=== Extracted material ===
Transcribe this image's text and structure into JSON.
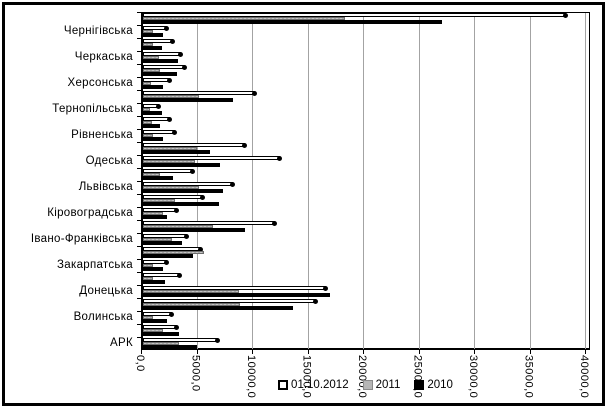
{
  "window": {
    "background": "#ffffff",
    "border_color": "#000000"
  },
  "chart_data": {
    "type": "bar",
    "orientation": "horizontal",
    "title": "",
    "grid": true,
    "colors": {
      "series_01_10_2012": "#ffffff",
      "series_2011": "#b5b5b5",
      "series_2010": "#000000",
      "gridline": "#a3a3a3",
      "plot_border": "#000000"
    },
    "x_axis": {
      "min": 0,
      "max": 40000,
      "tick_interval": 5000,
      "tick_labels": [
        "0,0",
        "5000,0",
        "10000,0",
        "15000,0",
        "20000,0",
        "25000,0",
        "30000,0",
        "35000,0",
        "40000,0"
      ],
      "label_rotation": "vertical"
    },
    "y_axis_note": "category labels shown for every other category only",
    "legend": {
      "position": "bottom-center",
      "entries": [
        "01.10.2012",
        "2011",
        "2010"
      ]
    },
    "series_names": [
      "01.10.2012",
      "2011",
      "2010"
    ],
    "categories_top_to_bottom": [
      {
        "label": "",
        "values": [
          38300,
          18400,
          27100
        ]
      },
      {
        "label": "Чернігівська",
        "values": [
          2300,
          1100,
          2000
        ]
      },
      {
        "label": "",
        "values": [
          2900,
          1100,
          1900
        ]
      },
      {
        "label": "Черкаська",
        "values": [
          3600,
          1600,
          3300
        ]
      },
      {
        "label": "",
        "values": [
          4000,
          1700,
          3200
        ]
      },
      {
        "label": "Херсонська",
        "values": [
          2600,
          900,
          2000
        ]
      },
      {
        "label": "",
        "values": [
          10300,
          5200,
          8300
        ]
      },
      {
        "label": "Тернопільська",
        "values": [
          1600,
          800,
          1900
        ]
      },
      {
        "label": "",
        "values": [
          2600,
          1000,
          1700
        ]
      },
      {
        "label": "Рівненська",
        "values": [
          3100,
          1100,
          2000
        ]
      },
      {
        "label": "",
        "values": [
          9400,
          5000,
          6200
        ]
      },
      {
        "label": "Одеська",
        "values": [
          12500,
          4900,
          7100
        ]
      },
      {
        "label": "",
        "values": [
          4700,
          1700,
          2900
        ]
      },
      {
        "label": "Львівська",
        "values": [
          8300,
          5200,
          7400
        ]
      },
      {
        "label": "",
        "values": [
          5600,
          3100,
          7000
        ]
      },
      {
        "label": "Кіровоградська",
        "values": [
          3200,
          2000,
          2300
        ]
      },
      {
        "label": "",
        "values": [
          12100,
          6500,
          9400
        ]
      },
      {
        "label": "Івано-Франківська",
        "values": [
          4100,
          2800,
          3700
        ]
      },
      {
        "label": "",
        "values": [
          5400,
          5700,
          4700
        ]
      },
      {
        "label": "Закарпатська",
        "values": [
          2300,
          1100,
          2000
        ]
      },
      {
        "label": "",
        "values": [
          3500,
          1100,
          2200
        ]
      },
      {
        "label": "Донецька",
        "values": [
          16700,
          8800,
          17000
        ]
      },
      {
        "label": "",
        "values": [
          15800,
          8900,
          13700
        ]
      },
      {
        "label": "Волинська",
        "values": [
          2800,
          1100,
          2300
        ]
      },
      {
        "label": "",
        "values": [
          3200,
          2000,
          3400
        ]
      },
      {
        "label": "АРК",
        "values": [
          6900,
          3400,
          5000
        ]
      }
    ]
  }
}
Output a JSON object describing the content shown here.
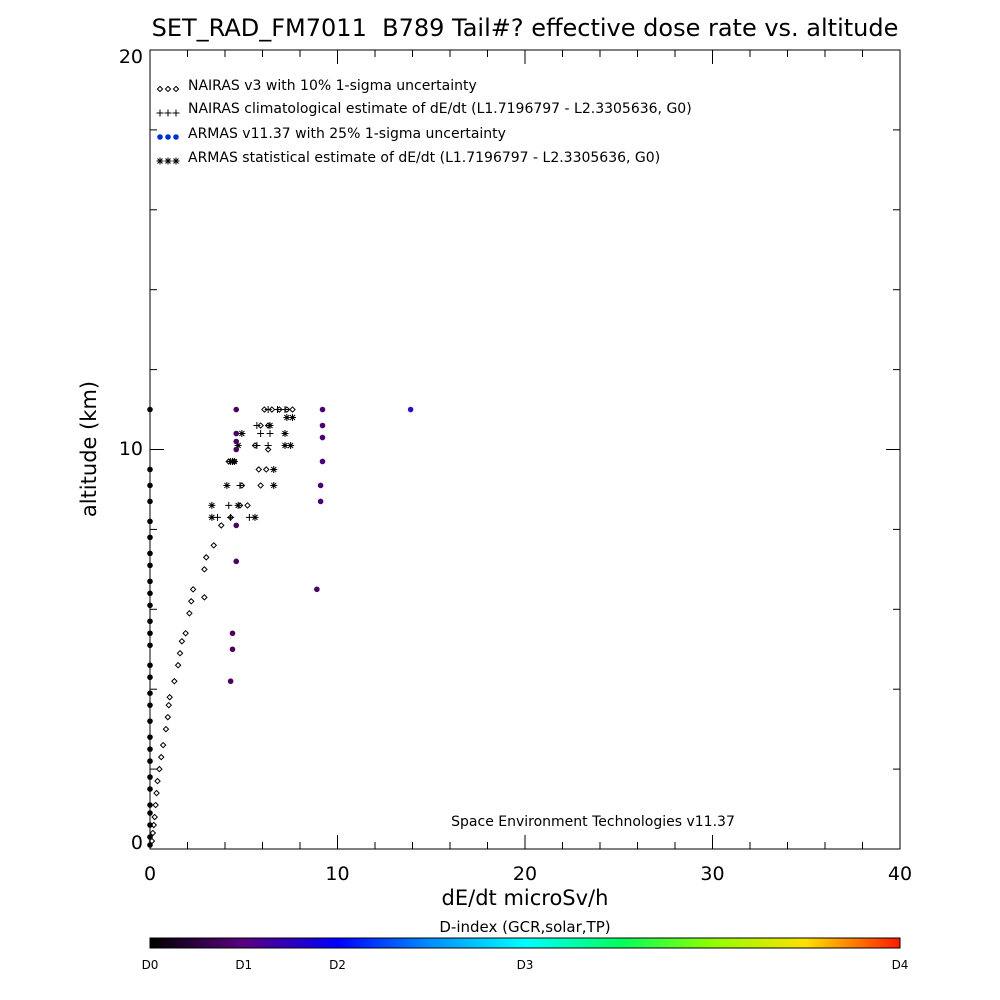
{
  "chart_data": {
    "type": "scatter",
    "title": "SET_RAD_FM7011  B789 Tail#? effective dose rate vs. altitude",
    "xlabel": "dE/dt microSv/h",
    "ylabel": "altitude (km)",
    "xlim": [
      0,
      40
    ],
    "ylim": [
      0,
      20
    ],
    "xticks": [
      "0",
      "10",
      "20",
      "30",
      "40"
    ],
    "yticks": [
      "0",
      "10",
      "20"
    ],
    "credit": "Space Environment Technologies v11.37",
    "legend_position": "top-left",
    "series": [
      {
        "name": "NAIRAS v3 with 10% 1-sigma uncertainty",
        "marker": "diamond",
        "color": "#000000",
        "points": [
          [
            0.1,
            0.2
          ],
          [
            0.15,
            0.4
          ],
          [
            0.2,
            0.6
          ],
          [
            0.25,
            0.8
          ],
          [
            0.3,
            1.1
          ],
          [
            0.35,
            1.4
          ],
          [
            0.4,
            1.7
          ],
          [
            0.5,
            2.0
          ],
          [
            0.6,
            2.3
          ],
          [
            0.7,
            2.6
          ],
          [
            0.85,
            3.0
          ],
          [
            0.95,
            3.3
          ],
          [
            1.0,
            3.6
          ],
          [
            1.05,
            3.8
          ],
          [
            1.3,
            4.2
          ],
          [
            1.5,
            4.6
          ],
          [
            1.6,
            4.9
          ],
          [
            1.7,
            5.2
          ],
          [
            1.9,
            5.4
          ],
          [
            2.1,
            5.9
          ],
          [
            2.2,
            6.2
          ],
          [
            2.3,
            6.5
          ],
          [
            2.9,
            6.3
          ],
          [
            2.9,
            7.0
          ],
          [
            3.0,
            7.3
          ],
          [
            3.4,
            7.6
          ],
          [
            3.8,
            8.1
          ],
          [
            4.3,
            8.3
          ],
          [
            4.8,
            8.6
          ],
          [
            5.2,
            8.6
          ],
          [
            4.9,
            9.1
          ],
          [
            5.9,
            9.1
          ],
          [
            4.2,
            9.7
          ],
          [
            4.5,
            9.7
          ],
          [
            5.8,
            9.5
          ],
          [
            6.2,
            9.5
          ],
          [
            6.3,
            10.0
          ],
          [
            5.6,
            10.1
          ],
          [
            5.9,
            10.6
          ],
          [
            6.3,
            10.6
          ],
          [
            6.1,
            11.0
          ],
          [
            6.5,
            11.0
          ],
          [
            6.9,
            11.0
          ],
          [
            7.3,
            11.0
          ],
          [
            7.6,
            11.0
          ]
        ]
      },
      {
        "name": "NAIRAS climatological estimate of dE/dt (L1.7196797 - L2.3305636, G0)",
        "marker": "plus",
        "color": "#000000",
        "points": [
          [
            3.6,
            8.3
          ],
          [
            4.2,
            8.6
          ],
          [
            4.8,
            9.1
          ],
          [
            4.4,
            9.7
          ],
          [
            5.7,
            10.6
          ],
          [
            5.7,
            10.1
          ],
          [
            6.3,
            10.1
          ],
          [
            5.9,
            10.4
          ],
          [
            6.4,
            10.4
          ],
          [
            6.3,
            11.0
          ],
          [
            6.8,
            11.0
          ],
          [
            7.2,
            11.0
          ],
          [
            4.3,
            8.3
          ],
          [
            5.3,
            8.3
          ]
        ]
      },
      {
        "name": "ARMAS v11.37 with 25% 1-sigma uncertainty",
        "marker": "dot",
        "color": "#0033cc",
        "points": [
          [
            4.3,
            4.2
          ],
          [
            4.4,
            5.0
          ],
          [
            4.4,
            5.4
          ],
          [
            4.6,
            7.2
          ],
          [
            4.6,
            8.1
          ],
          [
            4.6,
            10.0
          ],
          [
            4.6,
            10.2
          ],
          [
            4.6,
            10.4
          ],
          [
            4.6,
            11.0
          ],
          [
            8.9,
            6.5
          ],
          [
            9.1,
            8.7
          ],
          [
            9.1,
            9.1
          ],
          [
            9.2,
            9.7
          ],
          [
            9.2,
            10.3
          ],
          [
            9.2,
            10.6
          ],
          [
            9.2,
            11.0
          ],
          [
            13.9,
            11.0
          ]
        ]
      },
      {
        "name": "ARMAS statistical estimate of dE/dt (L1.7196797 - L2.3305636, G0)",
        "marker": "asterisk",
        "color": "#000000",
        "points": [
          [
            3.3,
            8.3
          ],
          [
            5.6,
            8.3
          ],
          [
            3.3,
            8.6
          ],
          [
            4.7,
            8.6
          ],
          [
            4.1,
            9.1
          ],
          [
            6.6,
            9.1
          ],
          [
            4.3,
            9.7
          ],
          [
            6.6,
            9.5
          ],
          [
            4.7,
            10.1
          ],
          [
            7.2,
            10.1
          ],
          [
            4.9,
            10.4
          ],
          [
            7.5,
            10.1
          ],
          [
            7.2,
            10.4
          ],
          [
            6.4,
            10.6
          ],
          [
            7.3,
            10.8
          ],
          [
            7.6,
            10.8
          ],
          [
            4.5,
            9.7
          ]
        ]
      },
      {
        "name": "",
        "marker": "dot",
        "color": "#000000",
        "points": [
          [
            0,
            0.1
          ],
          [
            0,
            0.3
          ],
          [
            0,
            0.6
          ],
          [
            0,
            0.9
          ],
          [
            0,
            1.1
          ],
          [
            0,
            1.5
          ],
          [
            0,
            1.8
          ],
          [
            0,
            2.2
          ],
          [
            0,
            2.5
          ],
          [
            0,
            2.8
          ],
          [
            0,
            3.2
          ],
          [
            0,
            3.6
          ],
          [
            0,
            3.9
          ],
          [
            0,
            4.3
          ],
          [
            0,
            4.6
          ],
          [
            0,
            5.1
          ],
          [
            0,
            5.4
          ],
          [
            0,
            5.7
          ],
          [
            0,
            6.1
          ],
          [
            0,
            6.4
          ],
          [
            0,
            6.7
          ],
          [
            0,
            7.1
          ],
          [
            0,
            7.4
          ],
          [
            0,
            7.8
          ],
          [
            0,
            8.2
          ],
          [
            0,
            8.7
          ],
          [
            0,
            9.1
          ],
          [
            0,
            9.5
          ],
          [
            0,
            11.0
          ]
        ]
      }
    ],
    "colorbar": {
      "title": "D-index (GCR,solar,TP)",
      "labels": [
        "D0",
        "D1",
        "D2",
        "D3",
        "D4"
      ],
      "label_fractions": [
        0,
        0.125,
        0.25,
        0.5,
        1.0
      ]
    }
  }
}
===
#### Given task
Look through the data above. Each line containing the word "with" needs to be copied.

#### Output
        "name": "NAIRAS v3 with 10% 1-sigma uncertainty",
        "name": "ARMAS v11.37 with 25% 1-sigma uncertainty",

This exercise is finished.